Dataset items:

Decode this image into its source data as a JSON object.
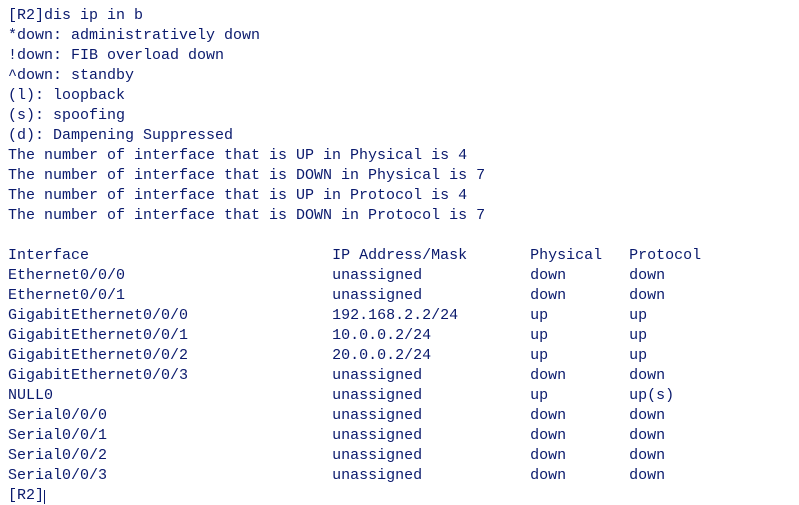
{
  "prompt_open": "[R2]",
  "command": "dis ip in b",
  "legend": [
    "*down: administratively down",
    "!down: FIB overload down",
    "^down: standby",
    "(l): loopback",
    "(s): spoofing",
    "(d): Dampening Suppressed"
  ],
  "counts": [
    "The number of interface that is UP in Physical is 4",
    "The number of interface that is DOWN in Physical is 7",
    "The number of interface that is UP in Protocol is 4",
    "The number of interface that is DOWN in Protocol is 7"
  ],
  "headers": {
    "interface": "Interface",
    "ip": "IP Address/Mask",
    "physical": "Physical",
    "protocol": "Protocol"
  },
  "rows": [
    {
      "interface": "Ethernet0/0/0",
      "ip": "unassigned",
      "physical": "down",
      "protocol": "down"
    },
    {
      "interface": "Ethernet0/0/1",
      "ip": "unassigned",
      "physical": "down",
      "protocol": "down"
    },
    {
      "interface": "GigabitEthernet0/0/0",
      "ip": "192.168.2.2/24",
      "physical": "up",
      "protocol": "up"
    },
    {
      "interface": "GigabitEthernet0/0/1",
      "ip": "10.0.0.2/24",
      "physical": "up",
      "protocol": "up"
    },
    {
      "interface": "GigabitEthernet0/0/2",
      "ip": "20.0.0.2/24",
      "physical": "up",
      "protocol": "up"
    },
    {
      "interface": "GigabitEthernet0/0/3",
      "ip": "unassigned",
      "physical": "down",
      "protocol": "down"
    },
    {
      "interface": "NULL0",
      "ip": "unassigned",
      "physical": "up",
      "protocol": "up(s)"
    },
    {
      "interface": "Serial0/0/0",
      "ip": "unassigned",
      "physical": "down",
      "protocol": "down"
    },
    {
      "interface": "Serial0/0/1",
      "ip": "unassigned",
      "physical": "down",
      "protocol": "down"
    },
    {
      "interface": "Serial0/0/2",
      "ip": "unassigned",
      "physical": "down",
      "protocol": "down"
    },
    {
      "interface": "Serial0/0/3",
      "ip": "unassigned",
      "physical": "down",
      "protocol": "down"
    }
  ],
  "prompt_close": "[R2]",
  "cols": {
    "c1": 36,
    "c2": 22,
    "c3": 11
  }
}
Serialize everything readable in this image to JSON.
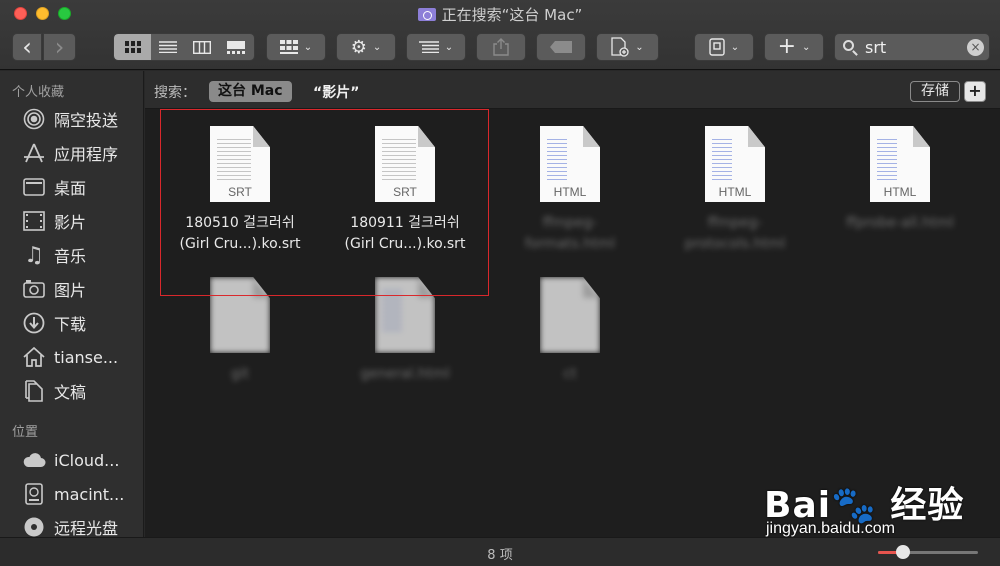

> _YOUR TASK_:
Exclude all images and restate the records above word for word.

> _THE REPLY_:
Decode this image into its source data as a JSON object.
{
  "prompt_open": "[R2]",
  "command": "dis ip in b",
  "legend": [
    "*down: administratively down",
    "!down: FIB overload down",
    "^down: standby",
    "(l): loopback",
    "(s): spoofing",
    "(d): Dampening Suppressed"
  ],
  "counts": [
    "The number of interface that is UP in Physical is 4",
    "The number of interface that is DOWN in Physical is 7",
    "The number of interface that is UP in Protocol is 4",
    "The number of interface that is DOWN in Protocol is 7"
  ],
  "headers": {
    "interface": "Interface",
    "ip": "IP Address/Mask",
    "physical": "Physical",
    "protocol": "Protocol"
  },
  "rows": [
    {
      "interface": "Ethernet0/0/0",
      "ip": "unassigned",
      "physical": "down",
      "protocol": "down"
    },
    {
      "interface": "Ethernet0/0/1",
      "ip": "unassigned",
      "physical": "down",
      "protocol": "down"
    },
    {
      "interface": "GigabitEthernet0/0/0",
      "ip": "192.168.2.2/24",
      "physical": "up",
      "protocol": "up"
    },
    {
      "interface": "GigabitEthernet0/0/1",
      "ip": "10.0.0.2/24",
      "physical": "up",
      "protocol": "up"
    },
    {
      "interface": "GigabitEthernet0/0/2",
      "ip": "20.0.0.2/24",
      "physical": "up",
      "protocol": "up"
    },
    {
      "interface": "GigabitEthernet0/0/3",
      "ip": "unassigned",
      "physical": "down",
      "protocol": "down"
    },
    {
      "interface": "NULL0",
      "ip": "unassigned",
      "physical": "up",
      "protocol": "up(s)"
    },
    {
      "interface": "Serial0/0/0",
      "ip": "unassigned",
      "physical": "down",
      "protocol": "down"
    },
    {
      "interface": "Serial0/0/1",
      "ip": "unassigned",
      "physical": "down",
      "protocol": "down"
    },
    {
      "interface": "Serial0/0/2",
      "ip": "unassigned",
      "physical": "down",
      "protocol": "down"
    },
    {
      "interface": "Serial0/0/3",
      "ip": "unassigned",
      "physical": "down",
      "protocol": "down"
    }
  ],
  "prompt_close": "[R2]",
  "cols": {
    "c1": 36,
    "c2": 22,
    "c3": 11
  }
}
Serialize everything readable in this image to JSON.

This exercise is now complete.